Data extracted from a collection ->
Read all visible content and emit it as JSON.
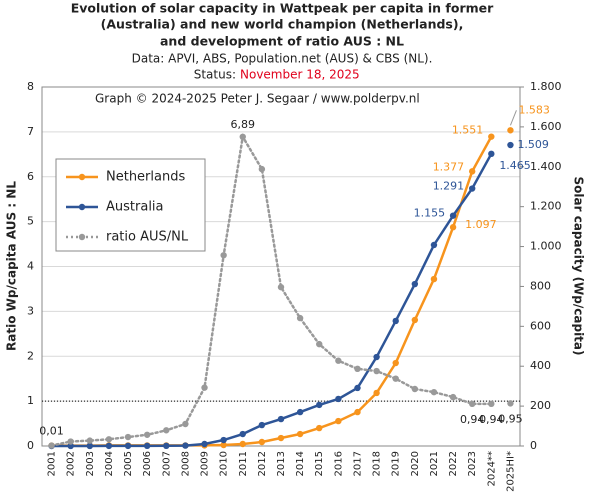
{
  "chart_data": {
    "type": "line",
    "title": [
      "Evolution of solar capacity in Wattpeak per capita in former",
      "(Australia) and new world champion (Netherlands),",
      "and development of ratio AUS : NL"
    ],
    "subtitle": "Data: APVI, ABS, Population.net (AUS) & CBS (NL).",
    "status_label": "Status:",
    "status_date": "November 18, 2025",
    "annotation": "Graph © 2024-2025 Peter J. Segaar / www.polderpv.nl",
    "y_label": "Ratio Wp/capita AUS : NL",
    "y2_label": "Solar capacity (Wp/capita)",
    "categories": [
      "2001",
      "2002",
      "2003",
      "2004",
      "2005",
      "2006",
      "2007",
      "2008",
      "2009",
      "2010",
      "2011",
      "2012",
      "2013",
      "2014",
      "2015",
      "2016",
      "2017",
      "2018",
      "2019",
      "2020",
      "2021",
      "2022",
      "2023",
      "2024**",
      "2025HI*"
    ],
    "series": [
      {
        "name": "Netherlands",
        "color": "#f7941d",
        "axis": "y2",
        "style": "solid",
        "values": [
          2,
          2,
          2,
          3,
          3,
          3,
          3,
          3,
          3,
          5,
          10,
          20,
          40,
          60,
          90,
          125,
          170,
          266,
          416,
          632,
          837,
          1097,
          1377,
          1551,
          1583
        ],
        "value_labels": [
          null,
          null,
          null,
          null,
          null,
          null,
          null,
          null,
          null,
          null,
          null,
          null,
          null,
          null,
          null,
          null,
          null,
          null,
          null,
          null,
          null,
          "1.097",
          "1.377",
          "1.551",
          "1.583"
        ]
      },
      {
        "name": "Australia",
        "color": "#2e5597",
        "axis": "y2",
        "style": "solid",
        "values": [
          0,
          0.2,
          0.3,
          0.5,
          0.6,
          0.8,
          1,
          2,
          10,
          30,
          60,
          105,
          135,
          170,
          206,
          236,
          291,
          446,
          627,
          812,
          1008,
          1155,
          1291,
          1465,
          1509
        ],
        "value_labels": [
          null,
          null,
          null,
          null,
          null,
          null,
          null,
          null,
          null,
          null,
          null,
          null,
          null,
          null,
          null,
          null,
          null,
          null,
          null,
          null,
          null,
          "1.155",
          "1.291",
          "1.465",
          "1.509"
        ]
      },
      {
        "name": "ratio AUS/NL",
        "color": "#999999",
        "axis": "y",
        "style": "dotted",
        "values": [
          0.01,
          0.1,
          0.12,
          0.15,
          0.2,
          0.25,
          0.35,
          0.49,
          1.3,
          4.25,
          6.89,
          6.17,
          3.54,
          2.85,
          2.27,
          1.9,
          1.72,
          1.67,
          1.5,
          1.27,
          1.2,
          1.09,
          0.94,
          0.94,
          0.95
        ],
        "value_labels": [
          "0,01",
          null,
          null,
          null,
          null,
          null,
          null,
          null,
          null,
          null,
          "6,89",
          null,
          null,
          null,
          null,
          null,
          null,
          null,
          null,
          null,
          null,
          null,
          "0,94",
          "0,94",
          "0,95"
        ]
      }
    ],
    "ylim": [
      0,
      8
    ],
    "yticks": [
      0,
      1,
      2,
      3,
      4,
      5,
      6,
      7,
      8
    ],
    "y2lim": [
      0,
      1800
    ],
    "y2ticks": [
      0,
      200,
      400,
      600,
      800,
      {
        "value": 1000,
        "label": "1.000"
      },
      {
        "value": 1200,
        "label": "1.200"
      },
      {
        "value": 1400,
        "label": "1.400"
      },
      {
        "value": 1600,
        "label": "1.600"
      },
      {
        "value": 1800,
        "label": "1.800"
      }
    ],
    "reference_line": 1,
    "separate_last_point": true,
    "grid": true,
    "legend": "left"
  }
}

AIM ->
Write out the records above exactly as they stand, leaving out every picture.

EXPECTED ANSWER ->
Read all visible content and emit it as JSON.
{
  "chart_data": {
    "type": "line",
    "title": [
      "Evolution of solar capacity in Wattpeak per capita in former",
      "(Australia) and new world champion (Netherlands),",
      "and development of ratio AUS : NL"
    ],
    "subtitle": "Data: APVI, ABS, Population.net (AUS) & CBS (NL).",
    "status_label": "Status:",
    "status_date": "November 18, 2025",
    "annotation": "Graph © 2024-2025 Peter J. Segaar / www.polderpv.nl",
    "y_label": "Ratio Wp/capita AUS : NL",
    "y2_label": "Solar capacity (Wp/capita)",
    "categories": [
      "2001",
      "2002",
      "2003",
      "2004",
      "2005",
      "2006",
      "2007",
      "2008",
      "2009",
      "2010",
      "2011",
      "2012",
      "2013",
      "2014",
      "2015",
      "2016",
      "2017",
      "2018",
      "2019",
      "2020",
      "2021",
      "2022",
      "2023",
      "2024**",
      "2025HI*"
    ],
    "series": [
      {
        "name": "Netherlands",
        "color": "#f7941d",
        "axis": "y2",
        "style": "solid",
        "values": [
          2,
          2,
          2,
          3,
          3,
          3,
          3,
          3,
          3,
          5,
          10,
          20,
          40,
          60,
          90,
          125,
          170,
          266,
          416,
          632,
          837,
          1097,
          1377,
          1551,
          1583
        ],
        "value_labels": [
          null,
          null,
          null,
          null,
          null,
          null,
          null,
          null,
          null,
          null,
          null,
          null,
          null,
          null,
          null,
          null,
          null,
          null,
          null,
          null,
          null,
          "1.097",
          "1.377",
          "1.551",
          "1.583"
        ]
      },
      {
        "name": "Australia",
        "color": "#2e5597",
        "axis": "y2",
        "style": "solid",
        "values": [
          0,
          0.2,
          0.3,
          0.5,
          0.6,
          0.8,
          1,
          2,
          10,
          30,
          60,
          105,
          135,
          170,
          206,
          236,
          291,
          446,
          627,
          812,
          1008,
          1155,
          1291,
          1465,
          1509
        ],
        "value_labels": [
          null,
          null,
          null,
          null,
          null,
          null,
          null,
          null,
          null,
          null,
          null,
          null,
          null,
          null,
          null,
          null,
          null,
          null,
          null,
          null,
          null,
          "1.155",
          "1.291",
          "1.465",
          "1.509"
        ]
      },
      {
        "name": "ratio AUS/NL",
        "color": "#999999",
        "axis": "y",
        "style": "dotted",
        "values": [
          0.01,
          0.1,
          0.12,
          0.15,
          0.2,
          0.25,
          0.35,
          0.49,
          1.3,
          4.25,
          6.89,
          6.17,
          3.54,
          2.85,
          2.27,
          1.9,
          1.72,
          1.67,
          1.5,
          1.27,
          1.2,
          1.09,
          0.94,
          0.94,
          0.95
        ],
        "value_labels": [
          "0,01",
          null,
          null,
          null,
          null,
          null,
          null,
          null,
          null,
          null,
          "6,89",
          null,
          null,
          null,
          null,
          null,
          null,
          null,
          null,
          null,
          null,
          null,
          "0,94",
          "0,94",
          "0,95"
        ]
      }
    ],
    "ylim": [
      0,
      8
    ],
    "yticks": [
      0,
      1,
      2,
      3,
      4,
      5,
      6,
      7,
      8
    ],
    "y2lim": [
      0,
      1800
    ],
    "y2ticks": [
      0,
      200,
      400,
      600,
      800,
      {
        "value": 1000,
        "label": "1.000"
      },
      {
        "value": 1200,
        "label": "1.200"
      },
      {
        "value": 1400,
        "label": "1.400"
      },
      {
        "value": 1600,
        "label": "1.600"
      },
      {
        "value": 1800,
        "label": "1.800"
      }
    ],
    "reference_line": 1,
    "separate_last_point": true,
    "grid": true,
    "legend": "left"
  }
}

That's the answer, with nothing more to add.